Collected data
━━━━━━━━
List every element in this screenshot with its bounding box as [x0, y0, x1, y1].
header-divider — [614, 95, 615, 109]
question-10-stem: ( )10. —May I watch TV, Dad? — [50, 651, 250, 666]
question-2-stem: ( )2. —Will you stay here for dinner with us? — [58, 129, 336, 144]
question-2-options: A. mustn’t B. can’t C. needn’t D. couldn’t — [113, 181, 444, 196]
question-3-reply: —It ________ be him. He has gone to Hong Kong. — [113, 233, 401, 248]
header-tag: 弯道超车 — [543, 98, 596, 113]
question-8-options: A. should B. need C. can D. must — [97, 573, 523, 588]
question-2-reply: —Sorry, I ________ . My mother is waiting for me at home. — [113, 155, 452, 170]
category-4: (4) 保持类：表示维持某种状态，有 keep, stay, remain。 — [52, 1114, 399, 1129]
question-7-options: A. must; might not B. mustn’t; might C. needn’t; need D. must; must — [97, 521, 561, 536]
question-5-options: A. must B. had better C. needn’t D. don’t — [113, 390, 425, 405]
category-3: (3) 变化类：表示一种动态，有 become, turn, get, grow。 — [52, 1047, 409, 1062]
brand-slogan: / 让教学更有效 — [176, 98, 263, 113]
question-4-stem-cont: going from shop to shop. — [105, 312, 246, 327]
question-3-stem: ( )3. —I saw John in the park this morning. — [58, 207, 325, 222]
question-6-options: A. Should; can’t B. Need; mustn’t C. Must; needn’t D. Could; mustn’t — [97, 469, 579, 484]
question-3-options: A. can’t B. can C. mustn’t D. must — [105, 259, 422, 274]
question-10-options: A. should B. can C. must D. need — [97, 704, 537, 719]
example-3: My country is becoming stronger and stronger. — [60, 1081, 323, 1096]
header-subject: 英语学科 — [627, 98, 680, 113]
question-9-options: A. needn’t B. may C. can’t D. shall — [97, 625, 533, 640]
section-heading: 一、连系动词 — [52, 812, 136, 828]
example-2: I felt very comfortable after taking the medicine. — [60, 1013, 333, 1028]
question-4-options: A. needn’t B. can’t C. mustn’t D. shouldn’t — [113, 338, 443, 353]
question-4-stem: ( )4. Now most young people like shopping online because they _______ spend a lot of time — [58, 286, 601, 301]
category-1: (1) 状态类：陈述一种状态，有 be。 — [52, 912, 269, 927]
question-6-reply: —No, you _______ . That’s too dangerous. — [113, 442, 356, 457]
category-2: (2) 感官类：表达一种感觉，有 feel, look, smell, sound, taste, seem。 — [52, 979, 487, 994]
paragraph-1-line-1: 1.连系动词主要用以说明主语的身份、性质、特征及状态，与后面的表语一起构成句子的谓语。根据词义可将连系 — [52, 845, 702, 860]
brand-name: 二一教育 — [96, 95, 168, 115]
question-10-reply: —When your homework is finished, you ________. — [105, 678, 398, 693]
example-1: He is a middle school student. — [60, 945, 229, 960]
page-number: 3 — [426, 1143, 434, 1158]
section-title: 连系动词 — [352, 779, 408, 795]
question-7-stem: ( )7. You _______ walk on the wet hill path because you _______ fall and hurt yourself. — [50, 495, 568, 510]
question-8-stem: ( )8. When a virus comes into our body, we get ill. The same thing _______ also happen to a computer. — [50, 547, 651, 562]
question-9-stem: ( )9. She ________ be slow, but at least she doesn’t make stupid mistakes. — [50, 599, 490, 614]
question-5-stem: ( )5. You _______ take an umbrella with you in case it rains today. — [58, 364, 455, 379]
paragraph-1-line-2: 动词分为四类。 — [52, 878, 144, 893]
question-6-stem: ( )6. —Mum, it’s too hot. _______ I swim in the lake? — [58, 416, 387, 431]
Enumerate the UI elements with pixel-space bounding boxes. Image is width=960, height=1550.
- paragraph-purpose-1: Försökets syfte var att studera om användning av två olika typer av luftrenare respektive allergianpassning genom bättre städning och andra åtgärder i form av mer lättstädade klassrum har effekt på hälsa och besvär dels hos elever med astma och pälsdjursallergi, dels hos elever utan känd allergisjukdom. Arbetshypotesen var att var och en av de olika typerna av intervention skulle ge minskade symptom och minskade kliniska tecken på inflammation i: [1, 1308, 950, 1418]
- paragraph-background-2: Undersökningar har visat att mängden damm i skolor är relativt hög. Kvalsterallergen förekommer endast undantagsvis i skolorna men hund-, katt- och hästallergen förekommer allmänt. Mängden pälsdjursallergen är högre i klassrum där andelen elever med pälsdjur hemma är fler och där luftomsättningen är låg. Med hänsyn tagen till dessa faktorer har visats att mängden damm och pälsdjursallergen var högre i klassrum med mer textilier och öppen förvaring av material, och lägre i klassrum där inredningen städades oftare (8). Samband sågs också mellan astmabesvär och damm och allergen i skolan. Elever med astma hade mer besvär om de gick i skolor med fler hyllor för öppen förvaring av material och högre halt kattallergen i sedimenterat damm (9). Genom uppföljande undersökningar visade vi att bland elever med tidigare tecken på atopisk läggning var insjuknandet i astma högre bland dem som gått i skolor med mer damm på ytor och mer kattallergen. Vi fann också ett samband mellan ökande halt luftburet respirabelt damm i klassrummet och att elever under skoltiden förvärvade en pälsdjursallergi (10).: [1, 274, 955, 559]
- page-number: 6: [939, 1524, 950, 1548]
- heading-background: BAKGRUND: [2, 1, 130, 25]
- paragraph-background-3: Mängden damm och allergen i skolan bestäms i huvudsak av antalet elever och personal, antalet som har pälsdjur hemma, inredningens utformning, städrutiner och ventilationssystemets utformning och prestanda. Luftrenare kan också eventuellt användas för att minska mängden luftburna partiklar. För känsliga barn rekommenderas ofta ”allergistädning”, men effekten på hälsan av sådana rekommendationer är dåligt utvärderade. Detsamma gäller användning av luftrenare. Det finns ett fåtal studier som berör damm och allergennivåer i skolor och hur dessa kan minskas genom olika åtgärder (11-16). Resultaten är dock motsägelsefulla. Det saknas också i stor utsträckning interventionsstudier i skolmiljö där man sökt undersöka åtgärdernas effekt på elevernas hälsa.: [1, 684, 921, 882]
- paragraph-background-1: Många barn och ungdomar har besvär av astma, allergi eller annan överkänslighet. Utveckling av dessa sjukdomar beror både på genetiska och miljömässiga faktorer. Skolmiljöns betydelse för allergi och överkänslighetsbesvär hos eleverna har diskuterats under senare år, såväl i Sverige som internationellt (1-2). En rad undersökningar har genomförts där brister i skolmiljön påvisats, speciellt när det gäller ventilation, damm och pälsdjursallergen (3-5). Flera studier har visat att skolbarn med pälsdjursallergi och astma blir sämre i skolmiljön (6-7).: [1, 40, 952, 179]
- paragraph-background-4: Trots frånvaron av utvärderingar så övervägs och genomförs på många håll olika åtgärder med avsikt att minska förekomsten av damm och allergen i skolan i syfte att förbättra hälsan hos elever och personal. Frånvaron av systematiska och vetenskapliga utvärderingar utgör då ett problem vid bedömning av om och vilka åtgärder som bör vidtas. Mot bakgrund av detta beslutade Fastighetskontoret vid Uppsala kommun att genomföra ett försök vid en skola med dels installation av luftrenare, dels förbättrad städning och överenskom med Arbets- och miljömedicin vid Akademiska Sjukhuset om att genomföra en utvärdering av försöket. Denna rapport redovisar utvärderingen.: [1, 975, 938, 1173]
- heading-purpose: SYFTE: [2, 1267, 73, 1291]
━━━━━━━━
*Work task*. Whenever a line includes the word "brand", pull it out of the entries.

*Answer to this task*.
brand-slogan: / 让教学更有效 — [176, 98, 263, 113]
brand-name: 二一教育 — [96, 95, 168, 115]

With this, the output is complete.